Information shown:
☆ ☆ ☆ ☆ ☆
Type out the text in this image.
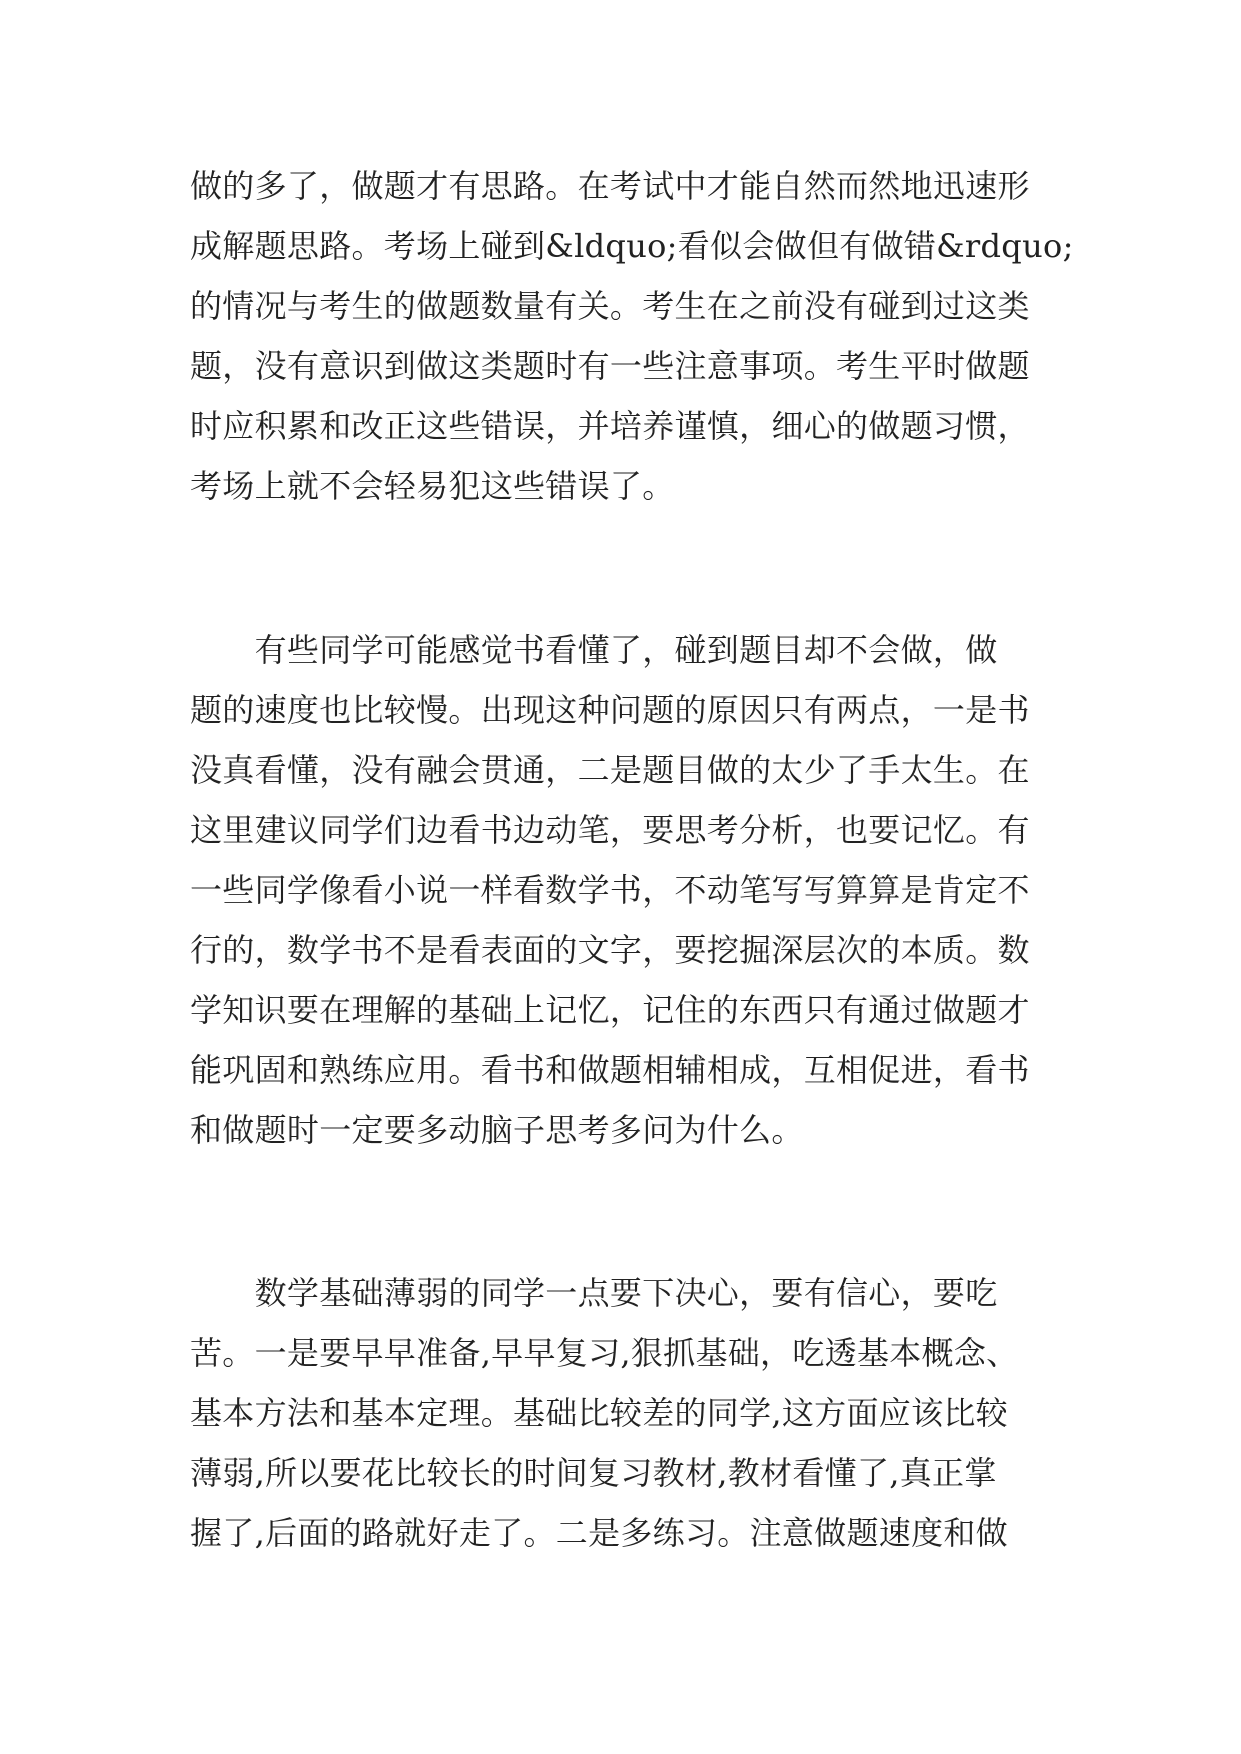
做的多了，做题才有思路。在考试中才能自然而然地迅速形
成解题思路。考场上碰到&ldquo;看似会做但有做错&rdquo;
的情况与考生的做题数量有关。考生在之前没有碰到过这类
题，没有意识到做这类题时有一些注意事项。考生平时做题
时应积累和改正这些错误，并培养谨慎，细心的做题习惯，
考场上就不会轻易犯这些错误了。
　　有些同学可能感觉书看懂了，碰到题目却不会做，做
题的速度也比较慢。出现这种问题的原因只有两点，一是书
没真看懂，没有融会贯通，二是题目做的太少了手太生。在
这里建议同学们边看书边动笔，要思考分析，也要记忆。有
一些同学像看小说一样看数学书，不动笔写写算算是肯定不
行的，数学书不是看表面的文字，要挖掘深层次的本质。数
学知识要在理解的基础上记忆，记住的东西只有通过做题才
能巩固和熟练应用。看书和做题相辅相成，互相促进，看书
和做题时一定要多动脑子思考多问为什么。
　　数学基础薄弱的同学一点要下决心，要有信心，要吃
苦。一是要早早准备,早早复习,狠抓基础，吃透基本概念、
基本方法和基本定理。基础比较差的同学,这方面应该比较
薄弱,所以要花比较长的时间复习教材,教材看懂了,真正掌
握了,后面的路就好走了。二是多练习。注意做题速度和做
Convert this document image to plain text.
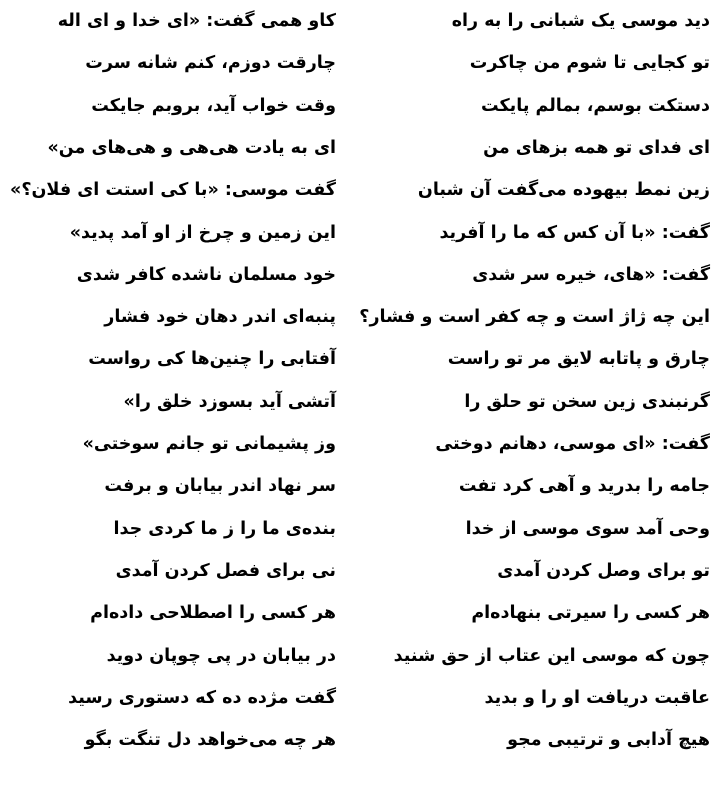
دید موسی یک شبانی را به راه
کاو همی گفت: «ای خدا و ای اله
تو کجایی تا شوم من چاکرت
چارقت دوزم، کنم شانه سرت
دستکت بوسم، بمالم پایکت
وقت خواب آید، بروبم جایکت
ای فدای تو همه بزهای من
ای به یادت هی‌هی و هی‌های من»
زین نمط بیهوده می‌گفت آن شبان
گفت موسی: «با کی استت ای فلان؟»
گفت: «با آن کس که ما را آفرید
این زمین و چرخ از او آمد پدید»
گفت: «های، خیره سر شدی
خود مسلمان ناشده کافر شدی
این چه ژاژ است و چه کفر است و فشار؟
پنبه‌ای اندر دهان خود فشار
چارق و پاتابه لایق مر تو راست
آفتابی را چنین‌ها کی رواست
گرنبندی زین سخن تو حلق را
آتشی آید بسوزد خلق را»
گفت: «ای موسی، دهانم دوختی
وز پشیمانی تو جانم سوختی»
جامه را بدرید و آهی کرد تفت
سر نهاد اندر بیابان و برفت
وحی آمد سوی موسی از خدا
بنده‌ی ما را ز ما کردی جدا
تو برای وصل کردن آمدی
نی برای فصل کردن آمدی
هر کسی را سیرتی بنهاده‌ام
هر کسی را اصطلاحی داده‌ام
چون که موسی این عتاب از حق شنید
در بیابان در پی چوپان دوید
عاقبت دریافت او را و بدید
گفت مژده ده که دستوری رسید
هیچ آدابی و ترتیبی مجو
هر چه می‌خواهد دل تنگت بگو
☆ ☆ ☆ ☆ ☆
Task:
Omit any images, then output the listing exactly.

Solution to this problem:
Type out the text in this image.
做的多了，做题才有思路。在考试中才能自然而然地迅速形
成解题思路。考场上碰到&ldquo;看似会做但有做错&rdquo;
的情况与考生的做题数量有关。考生在之前没有碰到过这类
题，没有意识到做这类题时有一些注意事项。考生平时做题
时应积累和改正这些错误，并培养谨慎，细心的做题习惯，
考场上就不会轻易犯这些错误了。
　　有些同学可能感觉书看懂了，碰到题目却不会做，做
题的速度也比较慢。出现这种问题的原因只有两点，一是书
没真看懂，没有融会贯通，二是题目做的太少了手太生。在
这里建议同学们边看书边动笔，要思考分析，也要记忆。有
一些同学像看小说一样看数学书，不动笔写写算算是肯定不
行的，数学书不是看表面的文字，要挖掘深层次的本质。数
学知识要在理解的基础上记忆，记住的东西只有通过做题才
能巩固和熟练应用。看书和做题相辅相成，互相促进，看书
和做题时一定要多动脑子思考多问为什么。
　　数学基础薄弱的同学一点要下决心，要有信心，要吃
苦。一是要早早准备,早早复习,狠抓基础，吃透基本概念、
基本方法和基本定理。基础比较差的同学,这方面应该比较
薄弱,所以要花比较长的时间复习教材,教材看懂了,真正掌
握了,后面的路就好走了。二是多练习。注意做题速度和做
Convert this document image to plain text.
دید موسی یک شبانی را به راه
کاو همی گفت: «ای خدا و ای اله
تو کجایی تا شوم من چاکرت
چارقت دوزم، کنم شانه سرت
دستکت بوسم، بمالم پایکت
وقت خواب آید، بروبم جایکت
ای فدای تو همه بزهای من
ای به یادت هی‌هی و هی‌های من»
زین نمط بیهوده می‌گفت آن شبان
گفت موسی: «با کی استت ای فلان؟»
گفت: «با آن کس که ما را آفرید
این زمین و چرخ از او آمد پدید»
گفت: «های، خیره سر شدی
خود مسلمان ناشده کافر شدی
این چه ژاژ است و چه کفر است و فشار؟
پنبه‌ای اندر دهان خود فشار
چارق و پاتابه لایق مر تو راست
آفتابی را چنین‌ها کی رواست
گرنبندی زین سخن تو حلق را
آتشی آید بسوزد خلق را»
گفت: «ای موسی، دهانم دوختی
وز پشیمانی تو جانم سوختی»
جامه را بدرید و آهی کرد تفت
سر نهاد اندر بیابان و برفت
وحی آمد سوی موسی از خدا
بنده‌ی ما را ز ما کردی جدا
تو برای وصل کردن آمدی
نی برای فصل کردن آمدی
هر کسی را سیرتی بنهاده‌ام
هر کسی را اصطلاحی داده‌ام
چون که موسی این عتاب از حق شنید
در بیابان در پی چوپان دوید
عاقبت دریافت او را و بدید
گفت مژده ده که دستوری رسید
هیچ آدابی و ترتیبی مجو
هر چه می‌خواهد دل تنگت بگو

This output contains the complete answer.